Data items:
>> start

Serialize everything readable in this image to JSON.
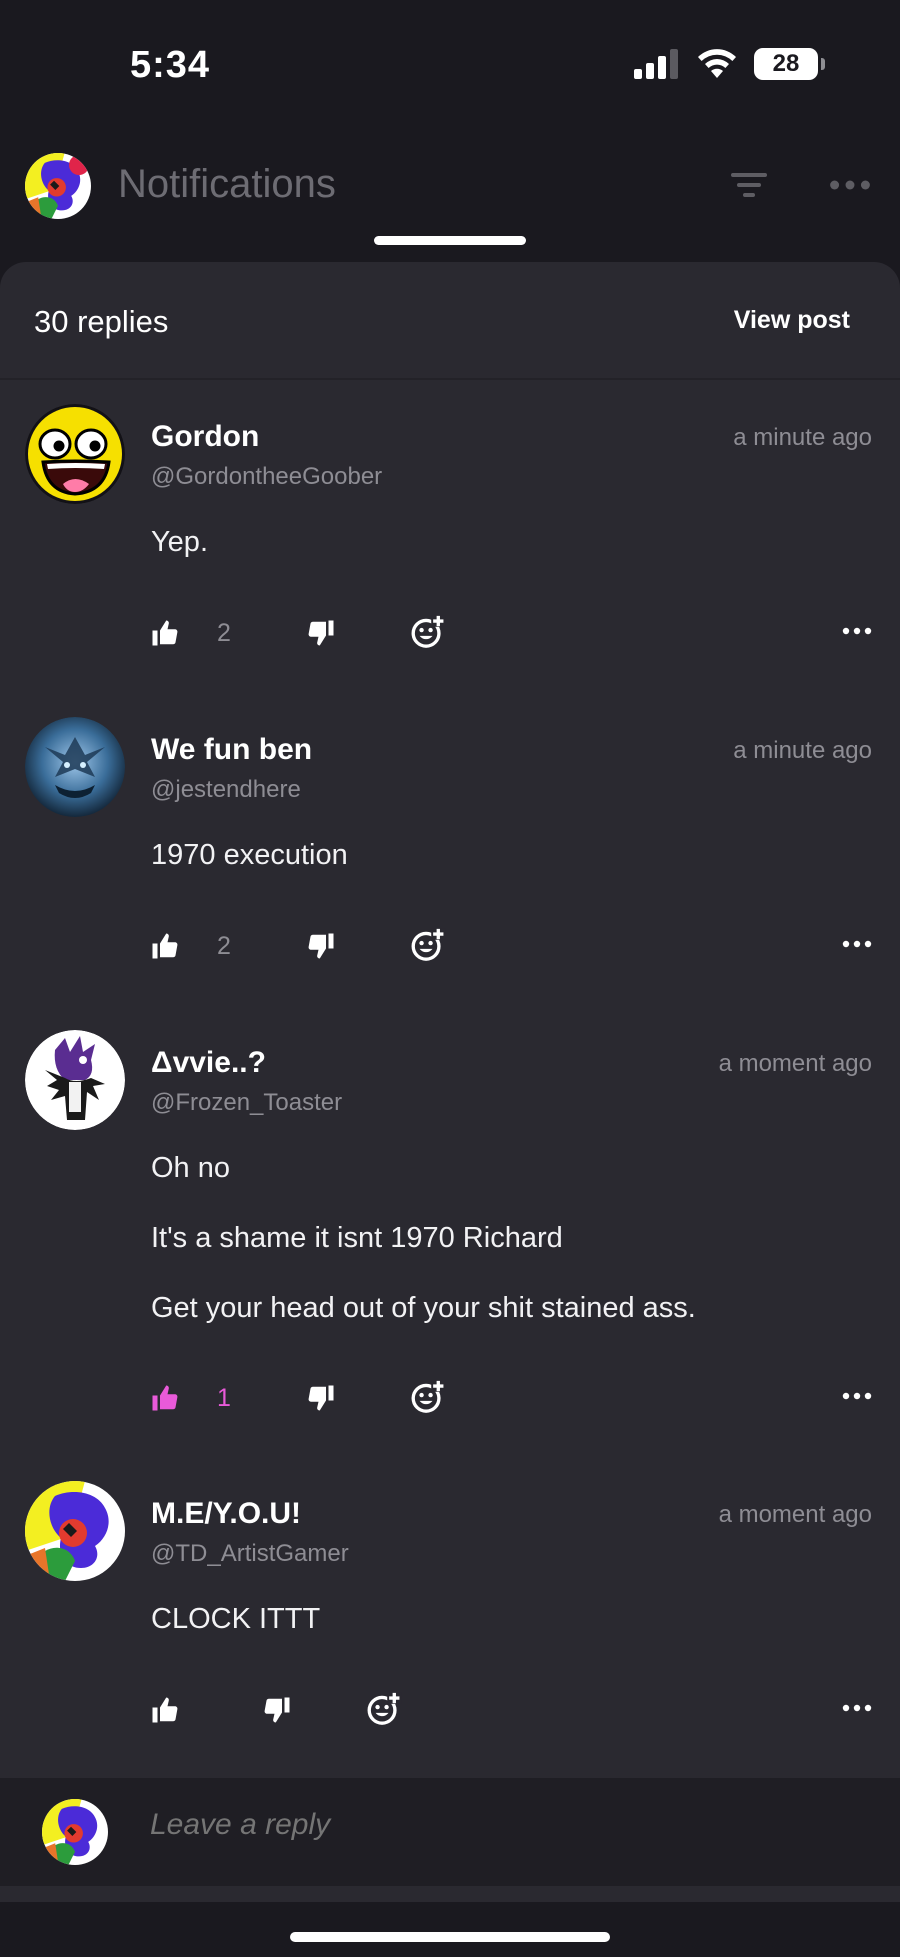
{
  "status_bar": {
    "time": "5:34",
    "battery": "28"
  },
  "header": {
    "title": "Notifications"
  },
  "sheet": {
    "replies_count": "30 replies",
    "view_post_label": "View post"
  },
  "replies": [
    {
      "name": "Gordon",
      "handle": "@GordontheeGoober",
      "time": "a minute ago",
      "lines": [
        "Yep."
      ],
      "likes": "2"
    },
    {
      "name": "We fun ben",
      "handle": "@jestendhere",
      "time": "a minute ago",
      "lines": [
        "1970 execution"
      ],
      "likes": "2"
    },
    {
      "name": "Δvvie..?",
      "handle": "@Frozen_Toaster",
      "time": "a moment ago",
      "lines": [
        "Oh no",
        "It's a shame it isnt 1970 Richard",
        "Get your head out of your shit stained ass."
      ],
      "likes": "1"
    },
    {
      "name": "M.E/Y.O.U!",
      "handle": "@TD_ArtistGamer",
      "time": "a moment ago",
      "lines": [
        "CLOCK ITTT"
      ]
    }
  ],
  "reply_bar": {
    "placeholder": "Leave a reply"
  },
  "colors": {
    "background": "#1a191f",
    "sheet": "#2a2930",
    "accent_liked": "#e95ad9",
    "muted_text": "#8e8d94"
  }
}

>> end

EXERCISE DESCRIPTION →
Reproduce the material above in full, exactly, with no images.

RESULT →
Serialize everything readable in this image to JSON.
{
  "status_bar": {
    "time": "5:34",
    "battery": "28"
  },
  "header": {
    "title": "Notifications"
  },
  "sheet": {
    "replies_count": "30 replies",
    "view_post_label": "View post"
  },
  "replies": [
    {
      "name": "Gordon",
      "handle": "@GordontheeGoober",
      "time": "a minute ago",
      "lines": [
        "Yep."
      ],
      "likes": "2"
    },
    {
      "name": "We fun ben",
      "handle": "@jestendhere",
      "time": "a minute ago",
      "lines": [
        "1970 execution"
      ],
      "likes": "2"
    },
    {
      "name": "Δvvie..?",
      "handle": "@Frozen_Toaster",
      "time": "a moment ago",
      "lines": [
        "Oh no",
        "It's a shame it isnt 1970 Richard",
        "Get your head out of your shit stained ass."
      ],
      "likes": "1"
    },
    {
      "name": "M.E/Y.O.U!",
      "handle": "@TD_ArtistGamer",
      "time": "a moment ago",
      "lines": [
        "CLOCK ITTT"
      ]
    }
  ],
  "reply_bar": {
    "placeholder": "Leave a reply"
  },
  "colors": {
    "background": "#1a191f",
    "sheet": "#2a2930",
    "accent_liked": "#e95ad9",
    "muted_text": "#8e8d94"
  }
}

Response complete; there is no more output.